## begin

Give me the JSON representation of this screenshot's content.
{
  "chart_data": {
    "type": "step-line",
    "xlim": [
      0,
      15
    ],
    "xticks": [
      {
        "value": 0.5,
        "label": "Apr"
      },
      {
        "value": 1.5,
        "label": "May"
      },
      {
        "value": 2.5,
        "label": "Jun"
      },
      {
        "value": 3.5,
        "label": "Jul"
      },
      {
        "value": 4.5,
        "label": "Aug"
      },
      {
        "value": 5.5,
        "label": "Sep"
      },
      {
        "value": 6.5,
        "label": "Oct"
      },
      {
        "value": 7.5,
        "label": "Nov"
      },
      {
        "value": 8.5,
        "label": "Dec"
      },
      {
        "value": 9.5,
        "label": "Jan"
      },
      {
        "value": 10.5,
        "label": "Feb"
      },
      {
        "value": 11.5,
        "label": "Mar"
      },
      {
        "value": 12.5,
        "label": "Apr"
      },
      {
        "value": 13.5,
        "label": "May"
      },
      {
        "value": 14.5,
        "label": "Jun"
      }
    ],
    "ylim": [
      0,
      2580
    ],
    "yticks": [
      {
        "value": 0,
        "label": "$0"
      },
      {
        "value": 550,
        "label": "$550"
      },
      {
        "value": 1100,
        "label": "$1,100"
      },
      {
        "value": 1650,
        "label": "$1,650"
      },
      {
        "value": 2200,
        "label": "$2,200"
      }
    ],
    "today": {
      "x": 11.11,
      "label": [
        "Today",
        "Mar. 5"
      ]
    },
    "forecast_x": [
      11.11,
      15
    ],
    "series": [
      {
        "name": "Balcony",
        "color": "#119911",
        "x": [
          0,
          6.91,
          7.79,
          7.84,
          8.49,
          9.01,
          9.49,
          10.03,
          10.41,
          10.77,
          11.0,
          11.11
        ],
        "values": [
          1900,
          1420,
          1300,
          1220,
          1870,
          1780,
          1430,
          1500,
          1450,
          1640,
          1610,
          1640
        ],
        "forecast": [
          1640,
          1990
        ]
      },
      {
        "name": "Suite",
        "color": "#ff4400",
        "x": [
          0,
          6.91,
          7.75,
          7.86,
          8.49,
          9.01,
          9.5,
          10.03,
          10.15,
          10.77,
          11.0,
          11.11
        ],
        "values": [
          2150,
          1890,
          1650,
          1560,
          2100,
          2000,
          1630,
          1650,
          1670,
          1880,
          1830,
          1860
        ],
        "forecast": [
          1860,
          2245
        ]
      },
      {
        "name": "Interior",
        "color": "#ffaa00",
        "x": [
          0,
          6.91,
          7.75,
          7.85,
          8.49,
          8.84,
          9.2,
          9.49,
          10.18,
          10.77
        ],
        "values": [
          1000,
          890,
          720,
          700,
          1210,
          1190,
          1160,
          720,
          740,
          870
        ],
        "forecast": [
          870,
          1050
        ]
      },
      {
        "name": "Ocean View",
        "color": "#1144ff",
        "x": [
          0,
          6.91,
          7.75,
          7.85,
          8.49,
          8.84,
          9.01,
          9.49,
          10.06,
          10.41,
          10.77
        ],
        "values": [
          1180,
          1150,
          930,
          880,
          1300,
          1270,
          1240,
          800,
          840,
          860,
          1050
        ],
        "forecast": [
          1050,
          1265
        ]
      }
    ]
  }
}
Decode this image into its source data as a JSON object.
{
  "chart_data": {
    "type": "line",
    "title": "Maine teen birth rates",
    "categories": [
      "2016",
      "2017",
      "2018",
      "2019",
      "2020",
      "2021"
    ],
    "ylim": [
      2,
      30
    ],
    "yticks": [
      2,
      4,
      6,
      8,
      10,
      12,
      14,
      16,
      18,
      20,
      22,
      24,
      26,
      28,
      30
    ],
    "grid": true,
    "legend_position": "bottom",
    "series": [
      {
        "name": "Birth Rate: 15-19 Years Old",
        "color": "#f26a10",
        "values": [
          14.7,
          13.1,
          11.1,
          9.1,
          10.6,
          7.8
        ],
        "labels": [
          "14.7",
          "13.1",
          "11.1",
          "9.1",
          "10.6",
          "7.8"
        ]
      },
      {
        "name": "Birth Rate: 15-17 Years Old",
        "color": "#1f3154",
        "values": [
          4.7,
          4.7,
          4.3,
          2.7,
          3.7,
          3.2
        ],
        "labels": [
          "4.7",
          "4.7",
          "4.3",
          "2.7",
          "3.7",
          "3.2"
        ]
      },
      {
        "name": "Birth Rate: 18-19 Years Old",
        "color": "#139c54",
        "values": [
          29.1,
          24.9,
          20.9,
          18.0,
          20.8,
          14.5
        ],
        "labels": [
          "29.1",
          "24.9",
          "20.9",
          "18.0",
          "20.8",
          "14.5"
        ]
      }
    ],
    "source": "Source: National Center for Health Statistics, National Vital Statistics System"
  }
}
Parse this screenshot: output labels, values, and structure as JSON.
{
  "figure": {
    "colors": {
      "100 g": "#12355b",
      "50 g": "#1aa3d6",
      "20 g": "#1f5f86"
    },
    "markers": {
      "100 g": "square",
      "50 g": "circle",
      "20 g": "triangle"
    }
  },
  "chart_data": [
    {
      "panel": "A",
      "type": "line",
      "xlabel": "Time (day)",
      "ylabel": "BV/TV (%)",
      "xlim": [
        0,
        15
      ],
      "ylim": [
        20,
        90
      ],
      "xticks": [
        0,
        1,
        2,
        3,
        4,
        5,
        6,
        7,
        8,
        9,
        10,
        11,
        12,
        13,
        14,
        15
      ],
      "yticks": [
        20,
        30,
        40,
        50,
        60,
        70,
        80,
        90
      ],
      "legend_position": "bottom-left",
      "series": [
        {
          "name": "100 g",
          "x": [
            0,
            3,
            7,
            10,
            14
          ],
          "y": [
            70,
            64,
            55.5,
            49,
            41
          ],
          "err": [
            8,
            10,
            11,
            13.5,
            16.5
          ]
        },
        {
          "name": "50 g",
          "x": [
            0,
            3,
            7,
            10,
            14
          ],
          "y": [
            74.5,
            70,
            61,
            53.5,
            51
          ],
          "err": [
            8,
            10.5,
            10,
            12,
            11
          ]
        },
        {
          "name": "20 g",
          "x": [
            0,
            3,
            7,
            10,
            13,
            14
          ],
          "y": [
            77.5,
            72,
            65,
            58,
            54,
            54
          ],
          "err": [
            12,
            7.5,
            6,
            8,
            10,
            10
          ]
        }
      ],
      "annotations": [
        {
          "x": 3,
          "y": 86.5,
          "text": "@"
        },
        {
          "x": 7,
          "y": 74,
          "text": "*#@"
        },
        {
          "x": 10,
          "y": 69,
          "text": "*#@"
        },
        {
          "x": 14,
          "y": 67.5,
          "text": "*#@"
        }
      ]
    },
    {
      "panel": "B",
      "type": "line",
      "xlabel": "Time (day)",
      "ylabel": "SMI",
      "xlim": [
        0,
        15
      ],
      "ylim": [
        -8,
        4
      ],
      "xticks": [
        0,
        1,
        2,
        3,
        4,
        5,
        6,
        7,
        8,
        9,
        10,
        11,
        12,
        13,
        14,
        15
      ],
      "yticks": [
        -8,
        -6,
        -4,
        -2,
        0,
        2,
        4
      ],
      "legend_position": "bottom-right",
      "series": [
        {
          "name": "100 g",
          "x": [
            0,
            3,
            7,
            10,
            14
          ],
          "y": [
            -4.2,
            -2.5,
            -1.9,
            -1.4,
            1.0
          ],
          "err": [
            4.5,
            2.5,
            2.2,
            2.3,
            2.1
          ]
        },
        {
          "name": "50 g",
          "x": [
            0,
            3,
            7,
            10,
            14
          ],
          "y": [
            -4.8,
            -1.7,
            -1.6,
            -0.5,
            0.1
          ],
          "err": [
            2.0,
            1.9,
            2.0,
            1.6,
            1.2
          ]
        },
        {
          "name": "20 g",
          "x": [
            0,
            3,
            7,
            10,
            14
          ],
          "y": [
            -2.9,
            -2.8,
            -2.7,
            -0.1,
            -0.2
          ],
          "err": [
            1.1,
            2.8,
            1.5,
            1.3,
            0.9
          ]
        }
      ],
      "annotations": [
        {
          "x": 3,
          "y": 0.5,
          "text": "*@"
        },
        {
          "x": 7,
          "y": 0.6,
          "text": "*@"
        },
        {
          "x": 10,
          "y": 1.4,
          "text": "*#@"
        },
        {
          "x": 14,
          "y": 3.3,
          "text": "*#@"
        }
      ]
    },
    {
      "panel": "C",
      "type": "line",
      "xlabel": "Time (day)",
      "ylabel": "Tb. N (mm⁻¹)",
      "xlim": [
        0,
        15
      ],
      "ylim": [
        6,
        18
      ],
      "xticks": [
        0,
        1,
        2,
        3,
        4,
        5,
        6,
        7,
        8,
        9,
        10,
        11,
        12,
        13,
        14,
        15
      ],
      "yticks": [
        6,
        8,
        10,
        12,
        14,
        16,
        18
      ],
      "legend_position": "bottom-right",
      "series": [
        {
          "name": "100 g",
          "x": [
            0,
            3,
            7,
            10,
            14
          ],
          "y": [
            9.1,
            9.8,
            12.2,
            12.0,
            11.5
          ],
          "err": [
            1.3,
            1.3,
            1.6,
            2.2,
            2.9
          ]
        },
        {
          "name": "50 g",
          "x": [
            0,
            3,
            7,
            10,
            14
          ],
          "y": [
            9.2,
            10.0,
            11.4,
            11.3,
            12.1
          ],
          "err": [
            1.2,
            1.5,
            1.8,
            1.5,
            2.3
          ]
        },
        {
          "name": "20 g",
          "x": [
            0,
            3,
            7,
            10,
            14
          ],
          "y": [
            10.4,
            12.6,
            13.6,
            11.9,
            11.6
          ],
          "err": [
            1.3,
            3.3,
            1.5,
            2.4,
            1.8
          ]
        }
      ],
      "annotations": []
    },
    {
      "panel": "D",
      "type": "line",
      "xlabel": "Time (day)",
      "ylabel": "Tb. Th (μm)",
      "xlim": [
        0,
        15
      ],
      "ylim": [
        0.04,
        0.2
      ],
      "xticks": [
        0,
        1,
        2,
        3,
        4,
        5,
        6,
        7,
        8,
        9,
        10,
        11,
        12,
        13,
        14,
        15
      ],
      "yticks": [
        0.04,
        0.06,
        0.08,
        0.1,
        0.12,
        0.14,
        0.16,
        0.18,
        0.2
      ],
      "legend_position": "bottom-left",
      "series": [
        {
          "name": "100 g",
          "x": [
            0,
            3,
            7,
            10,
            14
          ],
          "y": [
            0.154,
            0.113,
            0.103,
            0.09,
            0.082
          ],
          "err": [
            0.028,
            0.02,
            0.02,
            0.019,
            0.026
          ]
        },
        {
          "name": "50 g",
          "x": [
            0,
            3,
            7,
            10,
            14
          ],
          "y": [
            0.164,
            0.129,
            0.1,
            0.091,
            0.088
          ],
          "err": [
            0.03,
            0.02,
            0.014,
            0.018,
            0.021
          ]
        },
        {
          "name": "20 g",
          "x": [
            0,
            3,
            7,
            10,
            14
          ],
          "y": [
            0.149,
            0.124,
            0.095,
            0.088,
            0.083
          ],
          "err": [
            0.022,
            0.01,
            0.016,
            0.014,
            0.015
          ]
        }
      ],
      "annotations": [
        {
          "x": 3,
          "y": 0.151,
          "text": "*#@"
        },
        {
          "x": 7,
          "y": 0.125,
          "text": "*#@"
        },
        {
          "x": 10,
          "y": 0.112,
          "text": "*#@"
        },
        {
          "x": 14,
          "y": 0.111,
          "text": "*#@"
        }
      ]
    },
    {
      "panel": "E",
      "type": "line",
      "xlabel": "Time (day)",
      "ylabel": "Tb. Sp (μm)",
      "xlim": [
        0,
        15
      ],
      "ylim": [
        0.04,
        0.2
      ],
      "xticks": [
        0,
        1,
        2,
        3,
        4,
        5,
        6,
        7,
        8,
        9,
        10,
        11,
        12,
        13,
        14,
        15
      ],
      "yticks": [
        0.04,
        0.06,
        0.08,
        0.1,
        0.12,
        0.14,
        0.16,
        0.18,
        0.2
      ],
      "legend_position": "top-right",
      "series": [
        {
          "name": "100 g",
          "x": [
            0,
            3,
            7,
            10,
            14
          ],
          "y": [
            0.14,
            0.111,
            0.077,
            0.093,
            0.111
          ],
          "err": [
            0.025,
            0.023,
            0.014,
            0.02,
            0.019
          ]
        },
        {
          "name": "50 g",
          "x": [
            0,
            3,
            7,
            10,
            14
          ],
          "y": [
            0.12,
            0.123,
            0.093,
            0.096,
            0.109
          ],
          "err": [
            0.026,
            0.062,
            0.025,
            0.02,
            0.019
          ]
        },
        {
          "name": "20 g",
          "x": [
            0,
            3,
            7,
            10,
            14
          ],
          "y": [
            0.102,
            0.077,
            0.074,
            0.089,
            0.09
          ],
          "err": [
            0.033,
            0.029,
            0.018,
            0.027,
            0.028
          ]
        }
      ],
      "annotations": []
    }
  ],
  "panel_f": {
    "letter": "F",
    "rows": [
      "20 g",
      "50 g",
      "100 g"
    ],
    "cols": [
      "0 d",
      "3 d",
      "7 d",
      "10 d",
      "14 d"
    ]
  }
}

## end

From the data above, pick out each line containing "ylabel" and copy it.

      "ylabel": "BV/TV (%)",
      "ylabel": "SMI",
      "ylabel": "Tb. N (mm⁻¹)",
      "ylabel": "Tb. Th (μm)",
      "ylabel": "Tb. Sp (μm)",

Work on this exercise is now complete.